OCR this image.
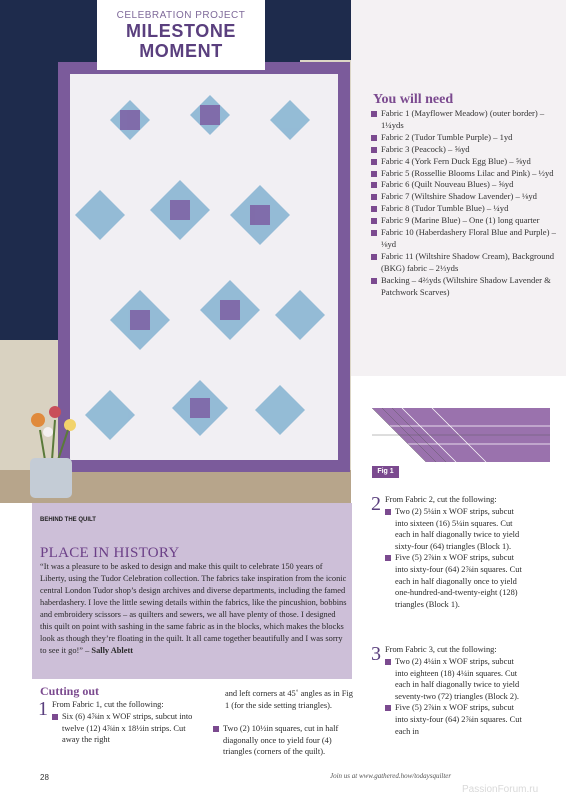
CELEBRATION PROJECT
MILESTONE
MOMENT
You will need
Fabric 1 (Mayflower Meadow) (outer border) – 1¼yds
Fabric 2 (Tudor Tumble Purple) – 1yd
Fabric 3 (Peacock) – ⅝yd
Fabric 4 (York Fern Duck Egg Blue) – ⅝yd
Fabric 5 (Rossellie Blooms Lilac and Pink) – ½yd
Fabric 6 (Quilt Nouveau Blues) – ⅝yd
Fabric 7 (Wiltshire Shadow Lavender) – ⅛yd
Fabric 8 (Tudor Tumble Blue) – ¼yd
Fabric 9 (Marine Blue) – One (1) long quarter
Fabric 10 (Haberdashery Floral Blue and Purple) – ⅛yd
Fabric 11 (Wiltshire Shadow Cream), Background (BKG) fabric – 2⅓yds
Backing – 4⅔yds (Wiltshire Shadow Lavender & Patchwork Scarves)
Fig 1
BEHIND THE QUILT
PLACE IN HISTORY

“It was a pleasure to be asked to design and make this quilt to celebrate 150 years of Liberty, using the Tudor Celebration collection. The fabrics take inspiration from the iconic central London Tudor shop’s design archives and diverse departments, including the famed haberdashery. I love the little sewing details within the fabrics, like the pincushion, bobbins and embroidery scissors – as quilters and sewers, we all have plenty of those. I designed this quilt on point with sashing in the same fabric as in the blocks, which makes the blocks look as though they’re floating in the quilt. It all came together beautifully and I was sorry to see it go!” – Sally Ablett

Cutting out
1 From Fabric 1, cut the following:
Six (6) 4⅞in x WOF strips, subcut into twelve (12) 4⅞in x 18½in strips. Cut away the right
and left corners at 45˚ angles as in Fig 1 (for the side setting triangles).
Two (2) 10½in squares, cut in half diagonally once to yield four (4) triangles (corners of the quilt).
2 From Fabric 2, cut the following:
Two (2) 5¼in x WOF strips, subcut into sixteen (16) 5¼in squares. Cut each in half diagonally twice to yield sixty-four (64) triangles (Block 1).
Five (5) 2⅞in x WOF strips, subcut into sixty-four (64) 2⅞in squares. Cut each in half diagonally once to yield one-hundred-and-twenty-eight (128) triangles (Block 1).
3 From Fabric 3, cut the following:
Two (2) 4¼in x WOF strips, subcut into eighteen (18) 4¼in squares. Cut each in half diagonally twice to yield seventy-two (72) triangles (Block 2).
Five (5) 2⅞in x WOF strips, subcut into sixty-four (64) 2⅞in squares. Cut each in
28	Join us at www.gathered.how/todaysquilter
PassionForum.ru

════════════════

→ **PROMPT**: Copy out every line in the listing where the word "Tudor" appears.

→ **EXERCISE OUTPUT**:
Fabric 2 (Tudor Tumble Purple) – 1yd
Fabric 8 (Tudor Tumble Blue) – ¼yd
“It was a pleasure to be asked to design and make this quilt to celebrate 150 years of Liberty, using the Tudor Celebration collection. The fabrics take inspiration from the iconic central London Tudor shop’s design archives and diverse departments, including the famed haberdashery. I love the little sewing details within the fabrics, like the pincushion, bobbins and embroidery scissors – as quilters and sewers, we all have plenty of those. I designed this quilt on point with sashing in the same fabric as in the blocks, which makes the blocks look as though they’re floating in the quilt. It all came together beautifully and I was sorry to see it go!” – Sally Ablett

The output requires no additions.